**WHAT TO PRODUCE**
Drop the pictures from the entries below, then reproduce the rest exactly.

**RECORDS TO PROCESS**
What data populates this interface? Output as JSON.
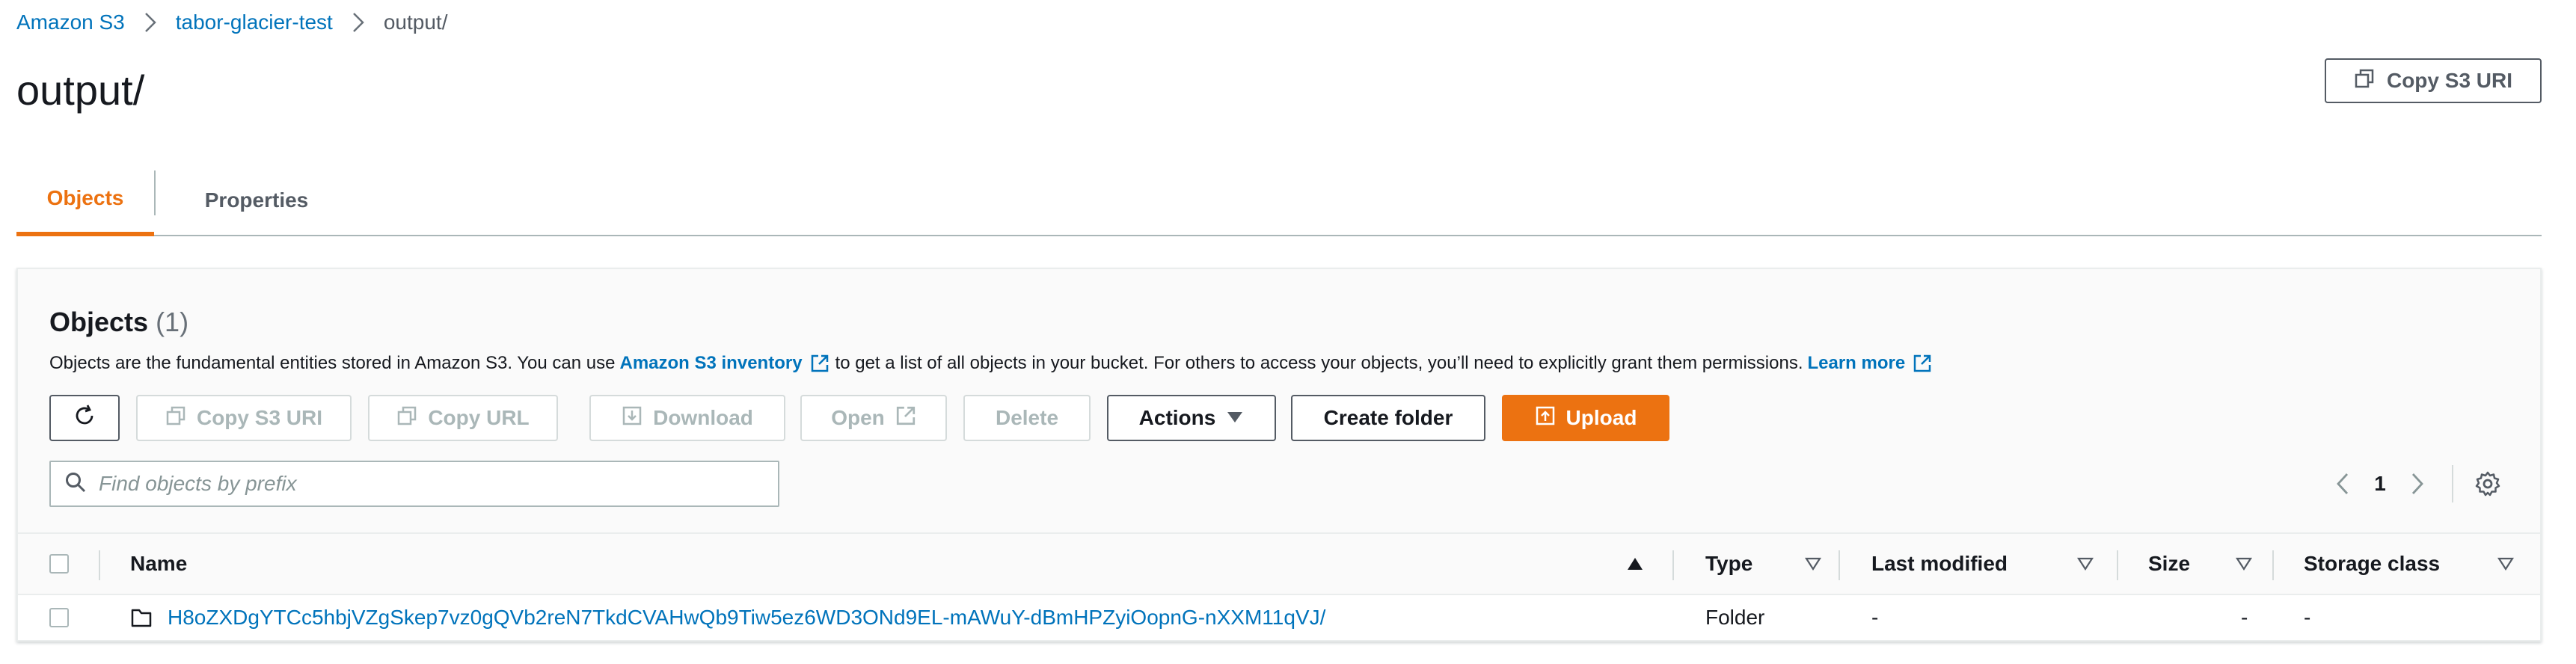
{
  "breadcrumb": {
    "items": [
      "Amazon S3",
      "tabor-glacier-test"
    ],
    "current": "output/"
  },
  "page": {
    "title": "output/",
    "copy_uri_label": "Copy S3 URI"
  },
  "tabs": [
    {
      "label": "Objects",
      "active": true
    },
    {
      "label": "Properties",
      "active": false
    }
  ],
  "panel": {
    "title": "Objects",
    "count": "(1)",
    "description": {
      "before": "Objects are the fundamental entities stored in Amazon S3. You can use",
      "inventory_link": "Amazon S3 inventory",
      "middle": "to get a list of all objects in your bucket. For others to access your objects, you’ll need to explicitly grant them permissions.",
      "learn_more": "Learn more"
    }
  },
  "toolbar": {
    "copy_s3_uri": "Copy S3 URI",
    "copy_url": "Copy URL",
    "download": "Download",
    "open": "Open",
    "delete": "Delete",
    "actions": "Actions",
    "create_folder": "Create folder",
    "upload": "Upload"
  },
  "search": {
    "placeholder": "Find objects by prefix",
    "value": ""
  },
  "pagination": {
    "current_page": "1"
  },
  "table": {
    "columns": [
      "Name",
      "Type",
      "Last modified",
      "Size",
      "Storage class"
    ],
    "rows": [
      {
        "name": "H8oZXDgYTCc5hbjVZgSkep7vz0gQVb2reN7TkdCVAHwQb9Tiw5ez6WD3ONd9EL-mAWuY-dBmHPZyiOopnG-nXXM11qVJ/",
        "type": "Folder",
        "last_modified": "-",
        "size": "-",
        "storage_class": "-"
      }
    ]
  },
  "colors": {
    "accent": "#ec7211",
    "link": "#0073bb",
    "text": "#16191f",
    "muted": "#545b64",
    "disabled": "#aab7b8"
  },
  "icons": [
    "chevron-right-icon",
    "copy-icon",
    "refresh-icon",
    "download-icon",
    "external-link-icon",
    "caret-down-icon",
    "upload-icon",
    "search-icon",
    "chevron-left-icon",
    "gear-icon",
    "folder-icon",
    "sort-ascending-icon",
    "sort-descending-icon"
  ]
}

**RESPONSE FOR THIS EXERCISE**
What data populates this interface? Output as JSON.
{
  "breadcrumb": {
    "items": [
      "Amazon S3",
      "tabor-glacier-test"
    ],
    "current": "output/"
  },
  "page": {
    "title": "output/",
    "copy_uri_label": "Copy S3 URI"
  },
  "tabs": [
    {
      "label": "Objects",
      "active": true
    },
    {
      "label": "Properties",
      "active": false
    }
  ],
  "panel": {
    "title": "Objects",
    "count": "(1)",
    "description": {
      "before": "Objects are the fundamental entities stored in Amazon S3. You can use",
      "inventory_link": "Amazon S3 inventory",
      "middle": "to get a list of all objects in your bucket. For others to access your objects, you’ll need to explicitly grant them permissions.",
      "learn_more": "Learn more"
    }
  },
  "toolbar": {
    "copy_s3_uri": "Copy S3 URI",
    "copy_url": "Copy URL",
    "download": "Download",
    "open": "Open",
    "delete": "Delete",
    "actions": "Actions",
    "create_folder": "Create folder",
    "upload": "Upload"
  },
  "search": {
    "placeholder": "Find objects by prefix",
    "value": ""
  },
  "pagination": {
    "current_page": "1"
  },
  "table": {
    "columns": [
      "Name",
      "Type",
      "Last modified",
      "Size",
      "Storage class"
    ],
    "rows": [
      {
        "name": "H8oZXDgYTCc5hbjVZgSkep7vz0gQVb2reN7TkdCVAHwQb9Tiw5ez6WD3ONd9EL-mAWuY-dBmHPZyiOopnG-nXXM11qVJ/",
        "type": "Folder",
        "last_modified": "-",
        "size": "-",
        "storage_class": "-"
      }
    ]
  },
  "colors": {
    "accent": "#ec7211",
    "link": "#0073bb",
    "text": "#16191f",
    "muted": "#545b64",
    "disabled": "#aab7b8"
  },
  "icons": [
    "chevron-right-icon",
    "copy-icon",
    "refresh-icon",
    "download-icon",
    "external-link-icon",
    "caret-down-icon",
    "upload-icon",
    "search-icon",
    "chevron-left-icon",
    "gear-icon",
    "folder-icon",
    "sort-ascending-icon",
    "sort-descending-icon"
  ]
}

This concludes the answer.